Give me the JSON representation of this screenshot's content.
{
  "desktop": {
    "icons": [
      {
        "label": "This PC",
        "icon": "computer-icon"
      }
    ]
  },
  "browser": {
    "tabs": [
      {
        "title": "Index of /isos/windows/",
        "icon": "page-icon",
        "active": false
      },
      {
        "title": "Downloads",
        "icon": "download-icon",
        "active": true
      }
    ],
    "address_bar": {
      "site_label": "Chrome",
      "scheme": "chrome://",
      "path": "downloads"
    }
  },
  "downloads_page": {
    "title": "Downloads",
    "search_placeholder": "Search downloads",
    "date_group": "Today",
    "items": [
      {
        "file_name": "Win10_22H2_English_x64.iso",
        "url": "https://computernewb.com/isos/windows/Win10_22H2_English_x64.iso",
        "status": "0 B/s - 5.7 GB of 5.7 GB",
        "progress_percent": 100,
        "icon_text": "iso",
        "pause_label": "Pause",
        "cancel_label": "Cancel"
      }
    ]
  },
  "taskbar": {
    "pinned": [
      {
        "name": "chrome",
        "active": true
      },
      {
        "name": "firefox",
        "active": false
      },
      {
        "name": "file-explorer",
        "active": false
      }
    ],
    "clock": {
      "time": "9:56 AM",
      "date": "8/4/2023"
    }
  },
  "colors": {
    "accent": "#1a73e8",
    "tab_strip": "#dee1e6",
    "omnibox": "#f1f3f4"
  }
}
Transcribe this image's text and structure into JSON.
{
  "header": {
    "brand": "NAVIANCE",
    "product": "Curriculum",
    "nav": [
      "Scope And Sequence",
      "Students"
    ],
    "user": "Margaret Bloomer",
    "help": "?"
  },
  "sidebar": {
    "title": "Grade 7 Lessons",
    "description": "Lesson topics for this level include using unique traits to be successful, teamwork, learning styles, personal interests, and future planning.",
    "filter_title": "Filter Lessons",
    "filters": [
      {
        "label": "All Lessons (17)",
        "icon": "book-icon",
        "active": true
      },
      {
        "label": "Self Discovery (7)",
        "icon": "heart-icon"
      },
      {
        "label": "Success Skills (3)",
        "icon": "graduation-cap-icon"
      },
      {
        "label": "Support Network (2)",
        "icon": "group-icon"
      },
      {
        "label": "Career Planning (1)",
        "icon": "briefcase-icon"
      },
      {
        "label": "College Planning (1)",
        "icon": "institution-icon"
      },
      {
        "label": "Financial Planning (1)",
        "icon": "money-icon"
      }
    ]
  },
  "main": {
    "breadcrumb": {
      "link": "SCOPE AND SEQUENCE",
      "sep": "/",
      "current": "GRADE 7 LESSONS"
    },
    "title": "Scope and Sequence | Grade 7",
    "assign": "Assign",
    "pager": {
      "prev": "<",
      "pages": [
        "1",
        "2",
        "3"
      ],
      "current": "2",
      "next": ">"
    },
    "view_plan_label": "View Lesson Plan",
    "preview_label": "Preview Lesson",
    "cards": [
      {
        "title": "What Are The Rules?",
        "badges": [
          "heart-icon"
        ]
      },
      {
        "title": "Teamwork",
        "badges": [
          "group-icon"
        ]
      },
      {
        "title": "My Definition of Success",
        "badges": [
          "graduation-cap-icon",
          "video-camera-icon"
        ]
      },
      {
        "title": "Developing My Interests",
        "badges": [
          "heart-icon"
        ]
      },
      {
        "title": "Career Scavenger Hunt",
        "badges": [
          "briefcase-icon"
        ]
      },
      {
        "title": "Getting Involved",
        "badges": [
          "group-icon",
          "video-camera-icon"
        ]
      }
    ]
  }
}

****************

## Task prompt
Make an exact copy of the listing, including every line.

## Response to this exercise
Give me the JSON representation of this screenshot's content.
{
  "desktop": {
    "icons": [
      {
        "label": "This PC",
        "icon": "computer-icon"
      }
    ]
  },
  "browser": {
    "tabs": [
      {
        "title": "Index of /isos/windows/",
        "icon": "page-icon",
        "active": false
      },
      {
        "title": "Downloads",
        "icon": "download-icon",
        "active": true
      }
    ],
    "address_bar": {
      "site_label": "Chrome",
      "scheme": "chrome://",
      "path": "downloads"
    }
  },
  "downloads_page": {
    "title": "Downloads",
    "search_placeholder": "Search downloads",
    "date_group": "Today",
    "items": [
      {
        "file_name": "Win10_22H2_English_x64.iso",
        "url": "https://computernewb.com/isos/windows/Win10_22H2_English_x64.iso",
        "status": "0 B/s - 5.7 GB of 5.7 GB",
        "progress_percent": 100,
        "icon_text": "iso",
        "pause_label": "Pause",
        "cancel_label": "Cancel"
      }
    ]
  },
  "taskbar": {
    "pinned": [
      {
        "name": "chrome",
        "active": true
      },
      {
        "name": "firefox",
        "active": false
      },
      {
        "name": "file-explorer",
        "active": false
      }
    ],
    "clock": {
      "time": "9:56 AM",
      "date": "8/4/2023"
    }
  },
  "colors": {
    "accent": "#1a73e8",
    "tab_strip": "#dee1e6",
    "omnibox": "#f1f3f4"
  }
}
Transcribe this image's text and structure into JSON.
{
  "header": {
    "brand": "NAVIANCE",
    "product": "Curriculum",
    "nav": [
      "Scope And Sequence",
      "Students"
    ],
    "user": "Margaret Bloomer",
    "help": "?"
  },
  "sidebar": {
    "title": "Grade 7 Lessons",
    "description": "Lesson topics for this level include using unique traits to be successful, teamwork, learning styles, personal interests, and future planning.",
    "filter_title": "Filter Lessons",
    "filters": [
      {
        "label": "All Lessons (17)",
        "icon": "book-icon",
        "active": true
      },
      {
        "label": "Self Discovery (7)",
        "icon": "heart-icon"
      },
      {
        "label": "Success Skills (3)",
        "icon": "graduation-cap-icon"
      },
      {
        "label": "Support Network (2)",
        "icon": "group-icon"
      },
      {
        "label": "Career Planning (1)",
        "icon": "briefcase-icon"
      },
      {
        "label": "College Planning (1)",
        "icon": "institution-icon"
      },
      {
        "label": "Financial Planning (1)",
        "icon": "money-icon"
      }
    ]
  },
  "main": {
    "breadcrumb": {
      "link": "SCOPE AND SEQUENCE",
      "sep": "/",
      "current": "GRADE 7 LESSONS"
    },
    "title": "Scope and Sequence | Grade 7",
    "assign": "Assign",
    "pager": {
      "prev": "<",
      "pages": [
        "1",
        "2",
        "3"
      ],
      "current": "2",
      "next": ">"
    },
    "view_plan_label": "View Lesson Plan",
    "preview_label": "Preview Lesson",
    "cards": [
      {
        "title": "What Are The Rules?",
        "badges": [
          "heart-icon"
        ]
      },
      {
        "title": "Teamwork",
        "badges": [
          "group-icon"
        ]
      },
      {
        "title": "My Definition of Success",
        "badges": [
          "graduation-cap-icon",
          "video-camera-icon"
        ]
      },
      {
        "title": "Developing My Interests",
        "badges": [
          "heart-icon"
        ]
      },
      {
        "title": "Career Scavenger Hunt",
        "badges": [
          "briefcase-icon"
        ]
      },
      {
        "title": "Getting Involved",
        "badges": [
          "group-icon",
          "video-camera-icon"
        ]
      }
    ]
  }
}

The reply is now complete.